### Task directions
Quote the records below in full, exactly as given, with the images taken out.

Stored data
--------------------------------
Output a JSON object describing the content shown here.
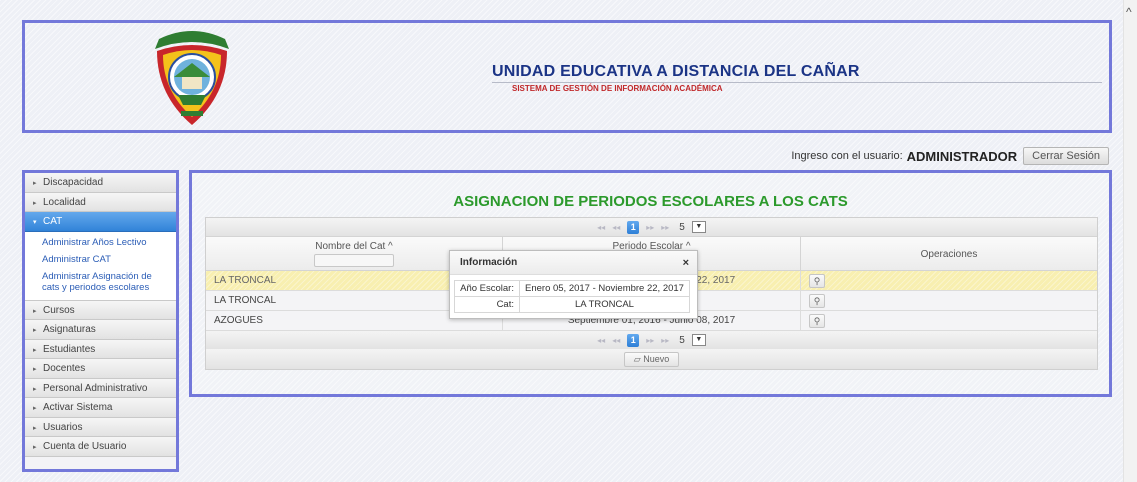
{
  "header": {
    "title": "UNIDAD EDUCATIVA A DISTANCIA DEL CAÑAR",
    "subtitle": "SISTEMA DE GESTIÓN DE INFORMACIÓN ACADÉMICA",
    "logo": "school-crest-logo"
  },
  "session": {
    "label": "Ingreso con el usuario:",
    "user": "ADMINISTRADOR",
    "logout_label": "Cerrar Sesión"
  },
  "sidebar": {
    "items": [
      {
        "label": "Discapacidad"
      },
      {
        "label": "Localidad"
      },
      {
        "label": "CAT",
        "active": true,
        "children": [
          {
            "label": "Administrar Años Lectivo"
          },
          {
            "label": "Administrar CAT"
          },
          {
            "label": "Administrar Asignación de cats y periodos escolares"
          }
        ]
      },
      {
        "label": "Cursos"
      },
      {
        "label": "Asignaturas"
      },
      {
        "label": "Estudiantes"
      },
      {
        "label": "Docentes"
      },
      {
        "label": "Personal Administrativo"
      },
      {
        "label": "Activar Sistema"
      },
      {
        "label": "Usuarios"
      },
      {
        "label": "Cuenta de Usuario"
      }
    ]
  },
  "main": {
    "title": "ASIGNACION DE PERIODOS ESCOLARES A LOS CATS",
    "columns": [
      "Nombre del Cat ^",
      "Periodo Escolar ^",
      "Operaciones"
    ],
    "rows": [
      {
        "cat": "LA TRONCAL",
        "periodo": "Enero 05, 2017 - Noviembre 22, 2017",
        "selected": true
      },
      {
        "cat": "LA TRONCAL",
        "periodo": "",
        "selected": false
      },
      {
        "cat": "AZOGUES",
        "periodo": "Septiembre 01, 2016 - Junio 08, 2017",
        "selected": false
      }
    ],
    "pager": {
      "current_page": "1",
      "rows_per_page": "5",
      "first": "◂◂",
      "prev": "◂◂",
      "next": "▸▸",
      "last": "▸▸"
    },
    "new_label": "Nuevo",
    "view_icon": "magnifier-icon"
  },
  "dialog": {
    "title": "Información",
    "close": "×",
    "rows": [
      {
        "key": "Año Escolar:",
        "value": "Enero 05, 2017 - Noviembre 22, 2017"
      },
      {
        "key": "Cat:",
        "value": "LA TRONCAL"
      }
    ]
  },
  "colors": {
    "border_accent": "#7378da",
    "title_green": "#2c9a2c",
    "header_navy": "#1b3486",
    "subtitle_red": "#c0282a",
    "menu_active": "#3183d8",
    "row_selected": "#f8efb0"
  }
}
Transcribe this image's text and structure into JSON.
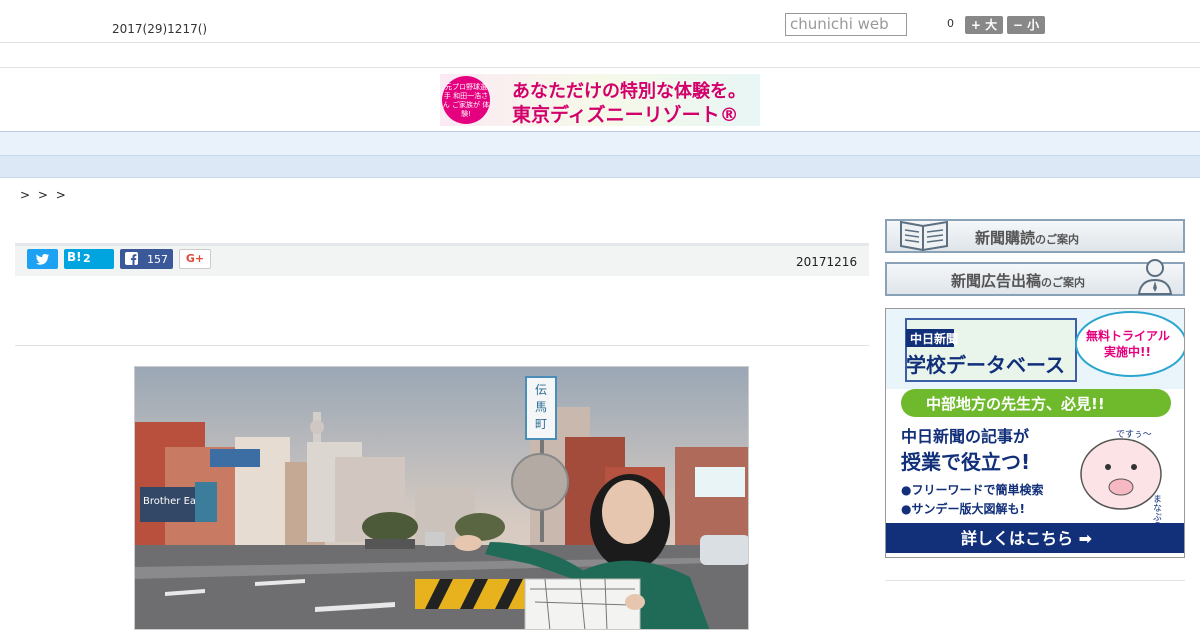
{
  "header": {
    "date": "2017(29)1217()",
    "search_placeholder": "chunichi web",
    "count": "0",
    "font_up_label": "+ 大",
    "font_down_label": "− 小"
  },
  "banner": {
    "badge_text": "元プロ野球選手 和田一浩さん ご家族が 体験!",
    "line1": "あなただけの特別な体験を。",
    "line2": "東京ディズニーリゾート®"
  },
  "nav": {
    "items": [
      "",
      "",
      "",
      "",
      "",
      "",
      "",
      "",
      ""
    ]
  },
  "breadcrumb": "> > >",
  "article": {
    "share": {
      "hatena_label": "B!",
      "hatena_count": "2",
      "facebook_count": "157",
      "gplus_label": "G+"
    },
    "date": "20171216",
    "photo": {
      "sign_text": "伝馬町",
      "building_sign": "Brother Earth"
    }
  },
  "sidebar": {
    "subscribe": {
      "big": "新聞購読",
      "small": "のご案内"
    },
    "advertise": {
      "big": "新聞広告出稿",
      "small": "のご案内"
    },
    "ad": {
      "brand": "中日新聞",
      "title": "学校データベース",
      "trial": "無料トライアル実施中!!",
      "subtitle": "中部地方の先生方、必見!!",
      "headline1": "中日新聞の記事が",
      "headline2": "授業で役立つ!",
      "bullet1": "●フリーワードで簡単検索",
      "bullet2": "●サンデー版大図解も!",
      "cta": "詳しくはこちら ➡",
      "mascot": "まなぶう",
      "mascot_speech": "ですぅ〜"
    }
  },
  "colors": {
    "twitter": "#1da1f2",
    "hatena": "#00a4de",
    "facebook": "#3b5998",
    "nav_bg": "#e9f1fa",
    "ad_green": "#6fba2c",
    "ad_navy": "#12307a"
  }
}
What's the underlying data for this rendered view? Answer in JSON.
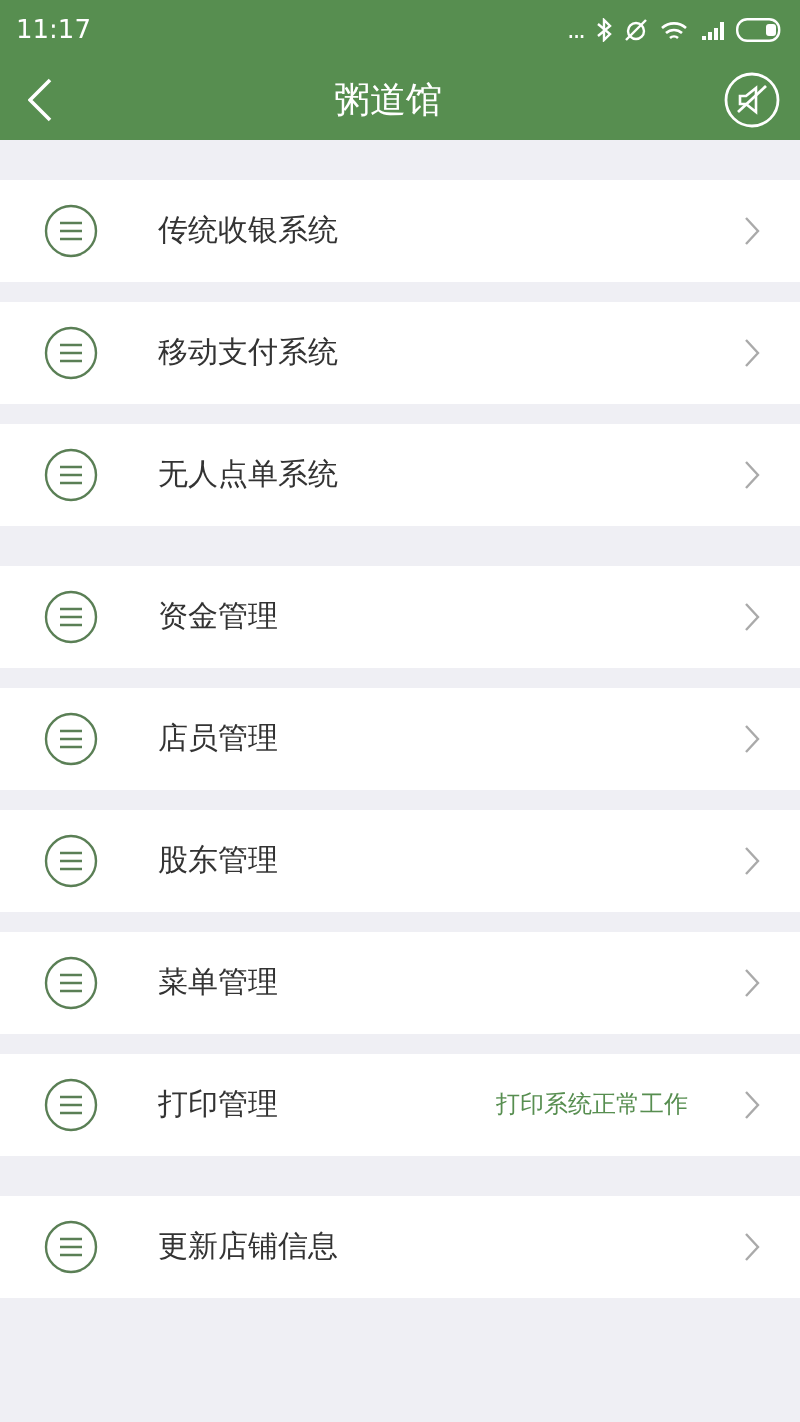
{
  "status_bar": {
    "time": "11:17",
    "dots": "..."
  },
  "header": {
    "title": "粥道馆"
  },
  "groups": [
    {
      "items": [
        {
          "label": "传统收银系统"
        },
        {
          "label": "移动支付系统"
        },
        {
          "label": "无人点单系统"
        }
      ]
    },
    {
      "items": [
        {
          "label": "资金管理"
        },
        {
          "label": "店员管理"
        },
        {
          "label": "股东管理"
        },
        {
          "label": "菜单管理"
        },
        {
          "label": "打印管理",
          "status": "打印系统正常工作"
        }
      ]
    },
    {
      "items": [
        {
          "label": "更新店铺信息"
        }
      ]
    }
  ]
}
--------------------------------
### In response
Output a JSON object describing the content shown here.
{
  "header": {
    "title": "UNIDAD EDUCATIVA A DISTANCIA DEL CAÑAR",
    "subtitle": "SISTEMA DE GESTIÓN DE INFORMACIÓN ACADÉMICA",
    "logo": "school-crest-logo"
  },
  "session": {
    "label": "Ingreso con el usuario:",
    "user": "ADMINISTRADOR",
    "logout_label": "Cerrar Sesión"
  },
  "sidebar": {
    "items": [
      {
        "label": "Discapacidad"
      },
      {
        "label": "Localidad"
      },
      {
        "label": "CAT",
        "active": true,
        "children": [
          {
            "label": "Administrar Años Lectivo"
          },
          {
            "label": "Administrar CAT"
          },
          {
            "label": "Administrar Asignación de cats y periodos escolares"
          }
        ]
      },
      {
        "label": "Cursos"
      },
      {
        "label": "Asignaturas"
      },
      {
        "label": "Estudiantes"
      },
      {
        "label": "Docentes"
      },
      {
        "label": "Personal Administrativo"
      },
      {
        "label": "Activar Sistema"
      },
      {
        "label": "Usuarios"
      },
      {
        "label": "Cuenta de Usuario"
      }
    ]
  },
  "main": {
    "title": "ASIGNACION DE PERIODOS ESCOLARES A LOS CATS",
    "columns": [
      "Nombre del Cat ^",
      "Periodo Escolar ^",
      "Operaciones"
    ],
    "rows": [
      {
        "cat": "LA TRONCAL",
        "periodo": "Enero 05, 2017 - Noviembre 22, 2017",
        "selected": true
      },
      {
        "cat": "LA TRONCAL",
        "periodo": "",
        "selected": false
      },
      {
        "cat": "AZOGUES",
        "periodo": "Septiembre 01, 2016 - Junio 08, 2017",
        "selected": false
      }
    ],
    "pager": {
      "current_page": "1",
      "rows_per_page": "5",
      "first": "◂◂",
      "prev": "◂◂",
      "next": "▸▸",
      "last": "▸▸"
    },
    "new_label": "Nuevo",
    "view_icon": "magnifier-icon"
  },
  "dialog": {
    "title": "Información",
    "close": "×",
    "rows": [
      {
        "key": "Año Escolar:",
        "value": "Enero 05, 2017 - Noviembre 22, 2017"
      },
      {
        "key": "Cat:",
        "value": "LA TRONCAL"
      }
    ]
  },
  "colors": {
    "border_accent": "#7378da",
    "title_green": "#2c9a2c",
    "header_navy": "#1b3486",
    "subtitle_red": "#c0282a",
    "menu_active": "#3183d8",
    "row_selected": "#f8efb0"
  }
}
Transcribe this image's text and structure into JSON.
{
  "header": {
    "date": "2017(29)1217()",
    "search_placeholder": "chunichi web",
    "count": "0",
    "font_up_label": "+ 大",
    "font_down_label": "− 小"
  },
  "banner": {
    "badge_text": "元プロ野球選手 和田一浩さん ご家族が 体験!",
    "line1": "あなただけの特別な体験を。",
    "line2": "東京ディズニーリゾート®"
  },
  "nav": {
    "items": [
      "",
      "",
      "",
      "",
      "",
      "",
      "",
      "",
      ""
    ]
  },
  "breadcrumb": "> > >",
  "article": {
    "share": {
      "hatena_label": "B!",
      "hatena_count": "2",
      "facebook_count": "157",
      "gplus_label": "G+"
    },
    "date": "20171216",
    "photo": {
      "sign_text": "伝馬町",
      "building_sign": "Brother Earth"
    }
  },
  "sidebar": {
    "subscribe": {
      "big": "新聞購読",
      "small": "のご案内"
    },
    "advertise": {
      "big": "新聞広告出稿",
      "small": "のご案内"
    },
    "ad": {
      "brand": "中日新聞",
      "title": "学校データベース",
      "trial": "無料トライアル実施中!!",
      "subtitle": "中部地方の先生方、必見!!",
      "headline1": "中日新聞の記事が",
      "headline2": "授業で役立つ!",
      "bullet1": "●フリーワードで簡単検索",
      "bullet2": "●サンデー版大図解も!",
      "cta": "詳しくはこちら ➡",
      "mascot": "まなぶう",
      "mascot_speech": "ですぅ〜"
    }
  },
  "colors": {
    "twitter": "#1da1f2",
    "hatena": "#00a4de",
    "facebook": "#3b5998",
    "nav_bg": "#e9f1fa",
    "ad_green": "#6fba2c",
    "ad_navy": "#12307a"
  }
}
What's the underlying data for this rendered view? Answer in JSON.
{
  "status_bar": {
    "time": "11:17",
    "dots": "..."
  },
  "header": {
    "title": "粥道馆"
  },
  "groups": [
    {
      "items": [
        {
          "label": "传统收银系统"
        },
        {
          "label": "移动支付系统"
        },
        {
          "label": "无人点单系统"
        }
      ]
    },
    {
      "items": [
        {
          "label": "资金管理"
        },
        {
          "label": "店员管理"
        },
        {
          "label": "股东管理"
        },
        {
          "label": "菜单管理"
        },
        {
          "label": "打印管理",
          "status": "打印系统正常工作"
        }
      ]
    },
    {
      "items": [
        {
          "label": "更新店铺信息"
        }
      ]
    }
  ]
}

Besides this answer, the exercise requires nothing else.